*Directions for this task*.
The records that follow are to be repeated exactly, with the pictures removed.

*Given data*.
----------------------------------------

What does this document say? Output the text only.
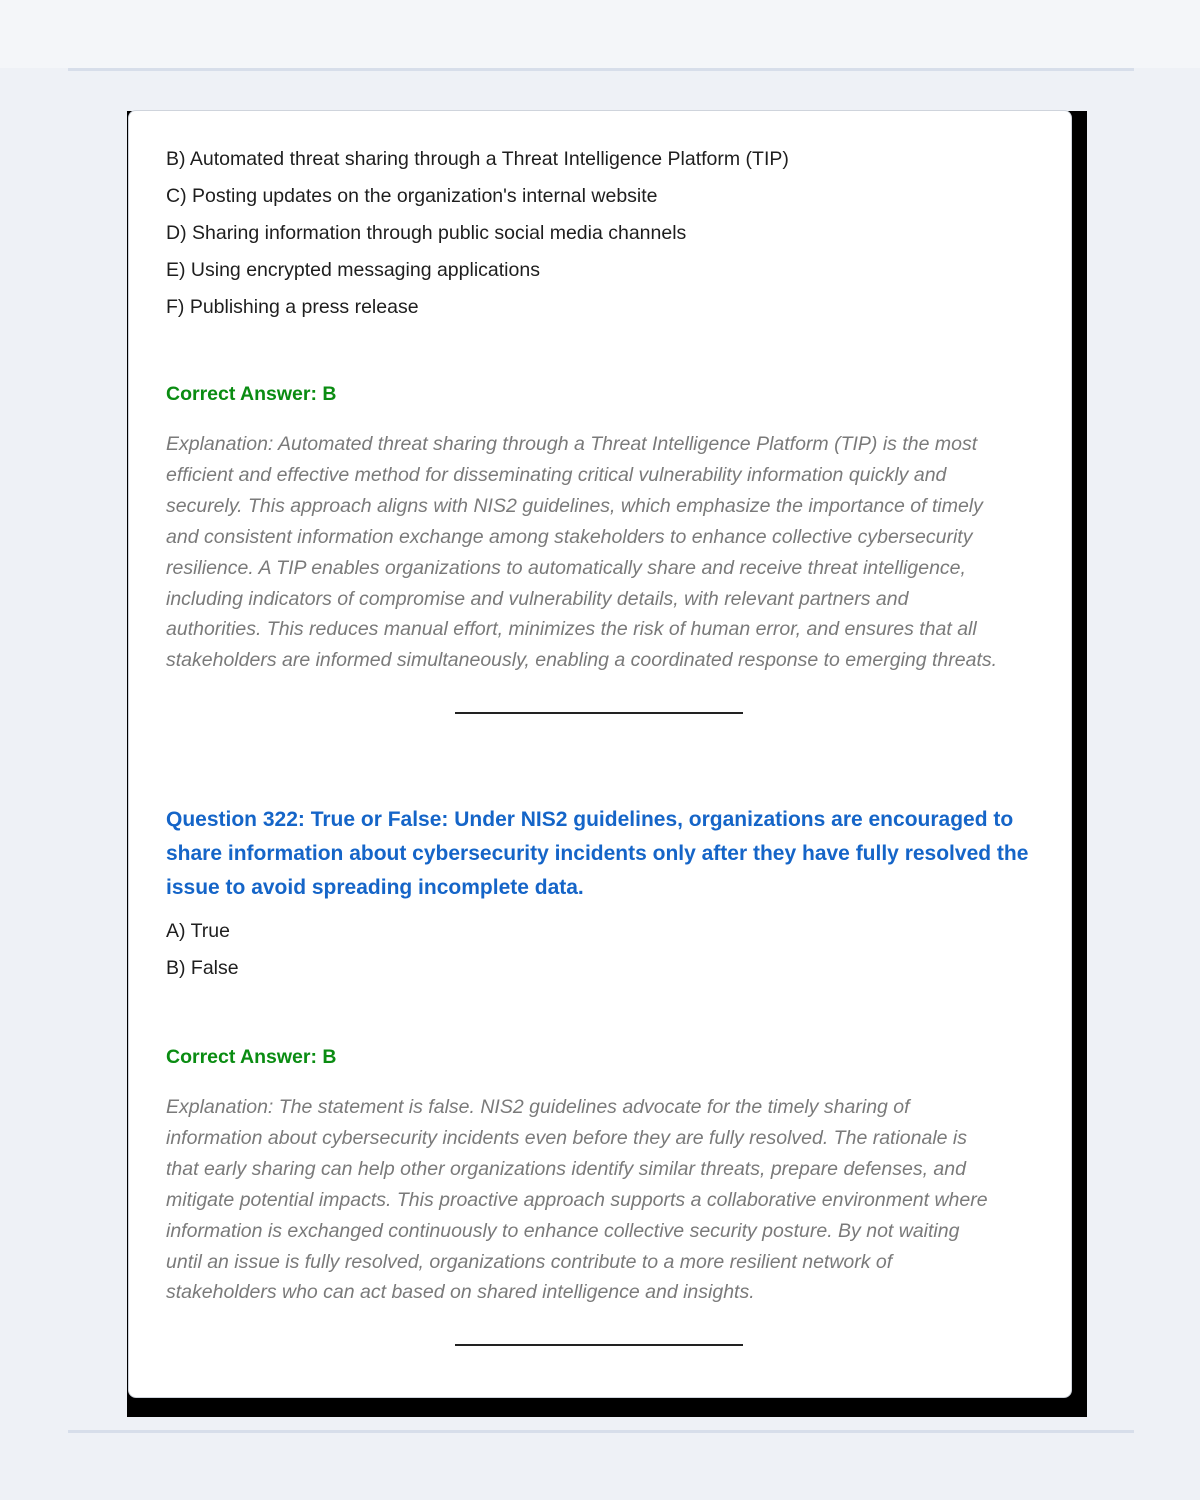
B) Automated threat sharing through a Threat Intelligence Platform (TIP)
C) Posting updates on the organization's internal website
D) Sharing information through public social media channels
E) Using encrypted messaging applications
F) Publishing a press release
Correct Answer: B
Explanation: Automated threat sharing through a Threat Intelligence Platform (TIP) is the most
efficient and effective method for disseminating critical vulnerability information quickly and
securely. This approach aligns with NIS2 guidelines, which emphasize the importance of timely
and consistent information exchange among stakeholders to enhance collective cybersecurity
resilience. A TIP enables organizations to automatically share and receive threat intelligence,
including indicators of compromise and vulnerability details, with relevant partners and
authorities. This reduces manual effort, minimizes the risk of human error, and ensures that all
stakeholders are informed simultaneously, enabling a coordinated response to emerging threats.
Question 322: True or False: Under NIS2 guidelines, organizations are encouraged to
share information about cybersecurity incidents only after they have fully resolved the
issue to avoid spreading incomplete data.
A) True
B) False
Correct Answer: B
Explanation: The statement is false. NIS2 guidelines advocate for the timely sharing of
information about cybersecurity incidents even before they are fully resolved. The rationale is
that early sharing can help other organizations identify similar threats, prepare defenses, and
mitigate potential impacts. This proactive approach supports a collaborative environment where
information is exchanged continuously to enhance collective security posture. By not waiting
until an issue is fully resolved, organizations contribute to a more resilient network of
stakeholders who can act based on shared intelligence and insights.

----------------------------------------

*Correct answer*.
What does this document say? Output the text only.
B) Automated threat sharing through a Threat Intelligence Platform (TIP)
C) Posting updates on the organization's internal website
D) Sharing information through public social media channels
E) Using encrypted messaging applications
F) Publishing a press release
Correct Answer: B
Explanation: Automated threat sharing through a Threat Intelligence Platform (TIP) is the most
efficient and effective method for disseminating critical vulnerability information quickly and
securely. This approach aligns with NIS2 guidelines, which emphasize the importance of timely
and consistent information exchange among stakeholders to enhance collective cybersecurity
resilience. A TIP enables organizations to automatically share and receive threat intelligence,
including indicators of compromise and vulnerability details, with relevant partners and
authorities. This reduces manual effort, minimizes the risk of human error, and ensures that all
stakeholders are informed simultaneously, enabling a coordinated response to emerging threats.
Question 322: True or False: Under NIS2 guidelines, organizations are encouraged to
share information about cybersecurity incidents only after they have fully resolved the
issue to avoid spreading incomplete data.
A) True
B) False
Correct Answer: B
Explanation: The statement is false. NIS2 guidelines advocate for the timely sharing of
information about cybersecurity incidents even before they are fully resolved. The rationale is
that early sharing can help other organizations identify similar threats, prepare defenses, and
mitigate potential impacts. This proactive approach supports a collaborative environment where
information is exchanged continuously to enhance collective security posture. By not waiting
until an issue is fully resolved, organizations contribute to a more resilient network of
stakeholders who can act based on shared intelligence and insights.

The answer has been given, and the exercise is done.